Given records:
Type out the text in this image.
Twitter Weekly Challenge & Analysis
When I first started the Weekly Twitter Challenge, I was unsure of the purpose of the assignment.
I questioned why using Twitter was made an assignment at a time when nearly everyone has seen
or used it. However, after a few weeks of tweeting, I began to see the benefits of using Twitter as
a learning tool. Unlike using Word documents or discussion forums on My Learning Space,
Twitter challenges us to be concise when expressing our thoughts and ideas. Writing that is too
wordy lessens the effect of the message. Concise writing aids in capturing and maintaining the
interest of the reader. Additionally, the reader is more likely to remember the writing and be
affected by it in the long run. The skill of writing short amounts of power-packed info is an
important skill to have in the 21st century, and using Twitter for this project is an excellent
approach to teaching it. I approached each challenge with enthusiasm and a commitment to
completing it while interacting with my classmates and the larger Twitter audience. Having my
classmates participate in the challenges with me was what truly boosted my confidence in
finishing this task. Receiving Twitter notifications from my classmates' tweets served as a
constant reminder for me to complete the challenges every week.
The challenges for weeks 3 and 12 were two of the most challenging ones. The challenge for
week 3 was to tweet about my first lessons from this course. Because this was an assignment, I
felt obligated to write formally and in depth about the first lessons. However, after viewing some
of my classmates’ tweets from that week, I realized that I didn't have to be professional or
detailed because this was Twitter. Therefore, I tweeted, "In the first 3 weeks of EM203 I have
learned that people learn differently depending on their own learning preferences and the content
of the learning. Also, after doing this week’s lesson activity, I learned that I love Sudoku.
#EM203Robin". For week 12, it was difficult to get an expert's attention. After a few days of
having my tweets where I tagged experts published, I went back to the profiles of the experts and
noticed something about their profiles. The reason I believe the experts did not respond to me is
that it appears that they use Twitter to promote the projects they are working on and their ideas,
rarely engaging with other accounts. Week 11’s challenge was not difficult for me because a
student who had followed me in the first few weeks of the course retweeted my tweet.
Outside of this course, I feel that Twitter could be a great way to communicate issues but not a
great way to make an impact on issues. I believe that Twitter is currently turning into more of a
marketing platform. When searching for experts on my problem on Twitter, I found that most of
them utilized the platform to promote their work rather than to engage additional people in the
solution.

What the task asks: Reproduce the records above exactly as they appear.

Response for this exercise:
Type out the text in this image.
Twitter Weekly Challenge & Analysis
When I first started the Weekly Twitter Challenge, I was unsure of the purpose of the assignment.
I questioned why using Twitter was made an assignment at a time when nearly everyone has seen
or used it. However, after a few weeks of tweeting, I began to see the benefits of using Twitter as
a learning tool. Unlike using Word documents or discussion forums on My Learning Space,
Twitter challenges us to be concise when expressing our thoughts and ideas. Writing that is too
wordy lessens the effect of the message. Concise writing aids in capturing and maintaining the
interest of the reader. Additionally, the reader is more likely to remember the writing and be
affected by it in the long run. The skill of writing short amounts of power-packed info is an
important skill to have in the 21st century, and using Twitter for this project is an excellent
approach to teaching it. I approached each challenge with enthusiasm and a commitment to
completing it while interacting with my classmates and the larger Twitter audience. Having my
classmates participate in the challenges with me was what truly boosted my confidence in
finishing this task. Receiving Twitter notifications from my classmates' tweets served as a
constant reminder for me to complete the challenges every week.
The challenges for weeks 3 and 12 were two of the most challenging ones. The challenge for
week 3 was to tweet about my first lessons from this course. Because this was an assignment, I
felt obligated to write formally and in depth about the first lessons. However, after viewing some
of my classmates’ tweets from that week, I realized that I didn't have to be professional or
detailed because this was Twitter. Therefore, I tweeted, "In the first 3 weeks of EM203 I have
learned that people learn differently depending on their own learning preferences and the content
of the learning. Also, after doing this week’s lesson activity, I learned that I love Sudoku.
#EM203Robin". For week 12, it was difficult to get an expert's attention. After a few days of
having my tweets where I tagged experts published, I went back to the profiles of the experts and
noticed something about their profiles. The reason I believe the experts did not respond to me is
that it appears that they use Twitter to promote the projects they are working on and their ideas,
rarely engaging with other accounts. Week 11’s challenge was not difficult for me because a
student who had followed me in the first few weeks of the course retweeted my tweet.
Outside of this course, I feel that Twitter could be a great way to communicate issues but not a
great way to make an impact on issues. I believe that Twitter is currently turning into more of a
marketing platform. When searching for experts on my problem on Twitter, I found that most of
them utilized the platform to promote their work rather than to engage additional people in the
solution.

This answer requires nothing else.